[Records excerpted from a collection]
>> Start
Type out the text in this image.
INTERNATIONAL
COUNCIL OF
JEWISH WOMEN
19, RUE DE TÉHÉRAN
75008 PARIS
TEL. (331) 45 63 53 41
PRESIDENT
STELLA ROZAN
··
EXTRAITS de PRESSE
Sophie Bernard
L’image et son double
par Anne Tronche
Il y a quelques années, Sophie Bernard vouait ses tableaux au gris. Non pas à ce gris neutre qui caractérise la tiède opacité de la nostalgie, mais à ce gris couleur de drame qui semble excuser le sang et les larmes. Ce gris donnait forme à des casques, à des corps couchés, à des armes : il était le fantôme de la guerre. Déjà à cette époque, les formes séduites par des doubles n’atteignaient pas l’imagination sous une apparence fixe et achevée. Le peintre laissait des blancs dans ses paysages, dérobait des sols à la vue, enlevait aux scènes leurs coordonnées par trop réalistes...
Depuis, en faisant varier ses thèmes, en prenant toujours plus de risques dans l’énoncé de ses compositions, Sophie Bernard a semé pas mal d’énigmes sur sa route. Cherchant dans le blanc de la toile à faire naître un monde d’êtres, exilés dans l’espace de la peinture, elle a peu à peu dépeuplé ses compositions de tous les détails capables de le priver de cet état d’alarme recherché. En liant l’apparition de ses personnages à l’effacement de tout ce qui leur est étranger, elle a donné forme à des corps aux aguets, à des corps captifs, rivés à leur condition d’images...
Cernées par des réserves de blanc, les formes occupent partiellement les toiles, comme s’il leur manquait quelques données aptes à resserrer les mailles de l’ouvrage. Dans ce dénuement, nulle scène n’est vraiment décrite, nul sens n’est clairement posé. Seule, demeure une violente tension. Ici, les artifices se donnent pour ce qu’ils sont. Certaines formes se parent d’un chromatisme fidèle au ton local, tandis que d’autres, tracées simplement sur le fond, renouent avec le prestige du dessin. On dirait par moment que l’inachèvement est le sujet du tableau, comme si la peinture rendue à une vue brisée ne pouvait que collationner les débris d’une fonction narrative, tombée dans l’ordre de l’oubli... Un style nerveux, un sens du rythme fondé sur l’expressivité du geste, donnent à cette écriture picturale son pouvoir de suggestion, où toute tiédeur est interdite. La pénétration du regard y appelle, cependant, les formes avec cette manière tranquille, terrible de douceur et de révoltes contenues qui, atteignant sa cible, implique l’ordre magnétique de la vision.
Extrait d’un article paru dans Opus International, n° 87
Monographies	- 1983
>> End
- **Aim**:
Each line of the listing above should be output exactly.

- **Full output**:
Type out the text in this image.
INTERNATIONAL
COUNCIL OF
JEWISH WOMEN
19, RUE DE TÉHÉRAN
75008 PARIS
TEL. (331) 45 63 53 41
PRESIDENT
STELLA ROZAN
··
EXTRAITS de PRESSE
Sophie Bernard
L’image et son double
par Anne Tronche
Il y a quelques années, Sophie Bernard vouait ses tableaux au gris. Non pas à ce gris neutre qui caractérise la tiède opacité de la nostalgie, mais à ce gris couleur de drame qui semble excuser le sang et les larmes. Ce gris donnait forme à des casques, à des corps couchés, à des armes : il était le fantôme de la guerre. Déjà à cette époque, les formes séduites par des doubles n’atteignaient pas l’imagination sous une apparence fixe et achevée. Le peintre laissait des blancs dans ses paysages, dérobait des sols à la vue, enlevait aux scènes leurs coordonnées par trop réalistes...
Depuis, en faisant varier ses thèmes, en prenant toujours plus de risques dans l’énoncé de ses compositions, Sophie Bernard a semé pas mal d’énigmes sur sa route. Cherchant dans le blanc de la toile à faire naître un monde d’êtres, exilés dans l’espace de la peinture, elle a peu à peu dépeuplé ses compositions de tous les détails capables de le priver de cet état d’alarme recherché. En liant l’apparition de ses personnages à l’effacement de tout ce qui leur est étranger, elle a donné forme à des corps aux aguets, à des corps captifs, rivés à leur condition d’images...
Cernées par des réserves de blanc, les formes occupent partiellement les toiles, comme s’il leur manquait quelques données aptes à resserrer les mailles de l’ouvrage. Dans ce dénuement, nulle scène n’est vraiment décrite, nul sens n’est clairement posé. Seule, demeure une violente tension. Ici, les artifices se donnent pour ce qu’ils sont. Certaines formes se parent d’un chromatisme fidèle au ton local, tandis que d’autres, tracées simplement sur le fond, renouent avec le prestige du dessin. On dirait par moment que l’inachèvement est le sujet du tableau, comme si la peinture rendue à une vue brisée ne pouvait que collationner les débris d’une fonction narrative, tombée dans l’ordre de l’oubli... Un style nerveux, un sens du rythme fondé sur l’expressivité du geste, donnent à cette écriture picturale son pouvoir de suggestion, où toute tiédeur est interdite. La pénétration du regard y appelle, cependant, les formes avec cette manière tranquille, terrible de douceur et de révoltes contenues qui, atteignant sa cible, implique l’ordre magnétique de la vision.
Extrait d’un article paru dans Opus International, n° 87
Monographies	- 1983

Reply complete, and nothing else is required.